** start **

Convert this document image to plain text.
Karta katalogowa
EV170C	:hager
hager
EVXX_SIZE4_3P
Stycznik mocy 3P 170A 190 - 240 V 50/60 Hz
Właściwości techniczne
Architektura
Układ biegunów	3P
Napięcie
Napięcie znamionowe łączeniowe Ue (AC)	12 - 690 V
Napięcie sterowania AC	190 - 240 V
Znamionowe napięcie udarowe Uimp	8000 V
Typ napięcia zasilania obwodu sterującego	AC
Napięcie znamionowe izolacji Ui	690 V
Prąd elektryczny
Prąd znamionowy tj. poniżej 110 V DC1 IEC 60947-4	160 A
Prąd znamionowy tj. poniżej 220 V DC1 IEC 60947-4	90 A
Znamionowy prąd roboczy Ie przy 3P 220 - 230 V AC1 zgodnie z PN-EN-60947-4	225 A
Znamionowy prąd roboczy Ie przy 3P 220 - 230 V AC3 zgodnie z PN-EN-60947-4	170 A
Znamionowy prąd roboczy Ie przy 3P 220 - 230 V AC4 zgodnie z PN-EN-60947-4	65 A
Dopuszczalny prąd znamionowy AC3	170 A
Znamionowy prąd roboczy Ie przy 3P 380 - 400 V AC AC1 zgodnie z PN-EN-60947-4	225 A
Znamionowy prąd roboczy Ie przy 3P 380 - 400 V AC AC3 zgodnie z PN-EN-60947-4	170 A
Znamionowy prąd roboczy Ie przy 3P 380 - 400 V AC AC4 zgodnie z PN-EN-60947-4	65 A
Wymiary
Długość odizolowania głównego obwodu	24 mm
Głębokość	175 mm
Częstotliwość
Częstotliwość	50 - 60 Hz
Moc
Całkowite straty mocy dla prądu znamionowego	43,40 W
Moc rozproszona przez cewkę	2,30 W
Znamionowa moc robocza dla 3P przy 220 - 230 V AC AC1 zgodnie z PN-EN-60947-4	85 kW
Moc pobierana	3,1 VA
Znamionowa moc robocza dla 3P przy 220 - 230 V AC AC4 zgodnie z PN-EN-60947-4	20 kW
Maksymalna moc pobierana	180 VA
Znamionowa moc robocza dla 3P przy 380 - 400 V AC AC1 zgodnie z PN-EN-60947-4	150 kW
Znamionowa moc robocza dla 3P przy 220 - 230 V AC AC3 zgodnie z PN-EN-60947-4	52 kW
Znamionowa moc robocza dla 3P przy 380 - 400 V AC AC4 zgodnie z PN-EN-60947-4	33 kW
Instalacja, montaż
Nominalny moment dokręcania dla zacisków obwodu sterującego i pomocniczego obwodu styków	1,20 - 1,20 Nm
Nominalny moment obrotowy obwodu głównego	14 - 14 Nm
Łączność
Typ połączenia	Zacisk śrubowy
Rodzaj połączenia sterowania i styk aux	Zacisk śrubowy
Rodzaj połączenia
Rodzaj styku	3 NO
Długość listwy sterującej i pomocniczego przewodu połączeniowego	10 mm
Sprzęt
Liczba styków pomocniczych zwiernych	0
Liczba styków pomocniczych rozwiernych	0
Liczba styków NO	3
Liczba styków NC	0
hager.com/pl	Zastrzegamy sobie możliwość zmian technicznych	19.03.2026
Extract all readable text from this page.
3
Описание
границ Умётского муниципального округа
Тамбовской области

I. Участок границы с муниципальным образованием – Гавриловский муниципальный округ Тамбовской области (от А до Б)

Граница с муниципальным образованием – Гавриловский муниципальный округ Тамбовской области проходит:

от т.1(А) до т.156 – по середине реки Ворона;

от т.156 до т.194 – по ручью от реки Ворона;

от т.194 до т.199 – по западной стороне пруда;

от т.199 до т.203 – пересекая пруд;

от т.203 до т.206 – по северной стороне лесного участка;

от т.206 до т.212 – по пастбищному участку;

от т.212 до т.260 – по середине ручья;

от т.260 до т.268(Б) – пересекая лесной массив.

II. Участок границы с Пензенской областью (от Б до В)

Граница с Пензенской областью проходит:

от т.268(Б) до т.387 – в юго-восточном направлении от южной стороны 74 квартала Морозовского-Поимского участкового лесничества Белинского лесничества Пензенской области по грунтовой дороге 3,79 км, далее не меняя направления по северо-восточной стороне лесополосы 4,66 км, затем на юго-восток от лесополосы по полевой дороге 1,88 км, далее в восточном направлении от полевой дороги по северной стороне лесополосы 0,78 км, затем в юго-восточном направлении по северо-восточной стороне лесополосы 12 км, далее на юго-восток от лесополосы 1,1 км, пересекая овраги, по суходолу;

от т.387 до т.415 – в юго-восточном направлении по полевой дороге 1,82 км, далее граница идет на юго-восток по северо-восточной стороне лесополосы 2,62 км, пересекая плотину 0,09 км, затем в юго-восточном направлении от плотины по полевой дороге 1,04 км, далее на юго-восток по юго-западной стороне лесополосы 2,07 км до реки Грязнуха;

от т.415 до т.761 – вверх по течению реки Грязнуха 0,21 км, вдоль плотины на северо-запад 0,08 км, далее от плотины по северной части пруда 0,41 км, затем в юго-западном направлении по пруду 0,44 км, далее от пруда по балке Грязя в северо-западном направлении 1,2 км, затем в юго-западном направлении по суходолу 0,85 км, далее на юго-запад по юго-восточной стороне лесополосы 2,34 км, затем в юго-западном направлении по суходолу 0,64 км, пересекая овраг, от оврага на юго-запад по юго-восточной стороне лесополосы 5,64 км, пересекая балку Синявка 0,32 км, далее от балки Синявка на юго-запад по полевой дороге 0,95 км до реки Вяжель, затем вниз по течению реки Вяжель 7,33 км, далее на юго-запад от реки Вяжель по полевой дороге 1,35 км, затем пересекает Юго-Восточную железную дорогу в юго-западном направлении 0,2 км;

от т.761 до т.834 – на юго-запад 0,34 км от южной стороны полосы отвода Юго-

** end **

Directive:
Identify the lines in the entries above that contain "śrubowy", then copy them out.

Solved problem:
Typ połączenia	Zacisk śrubowy
Rodzaj połączenia sterowania i styk aux	Zacisk śrubowy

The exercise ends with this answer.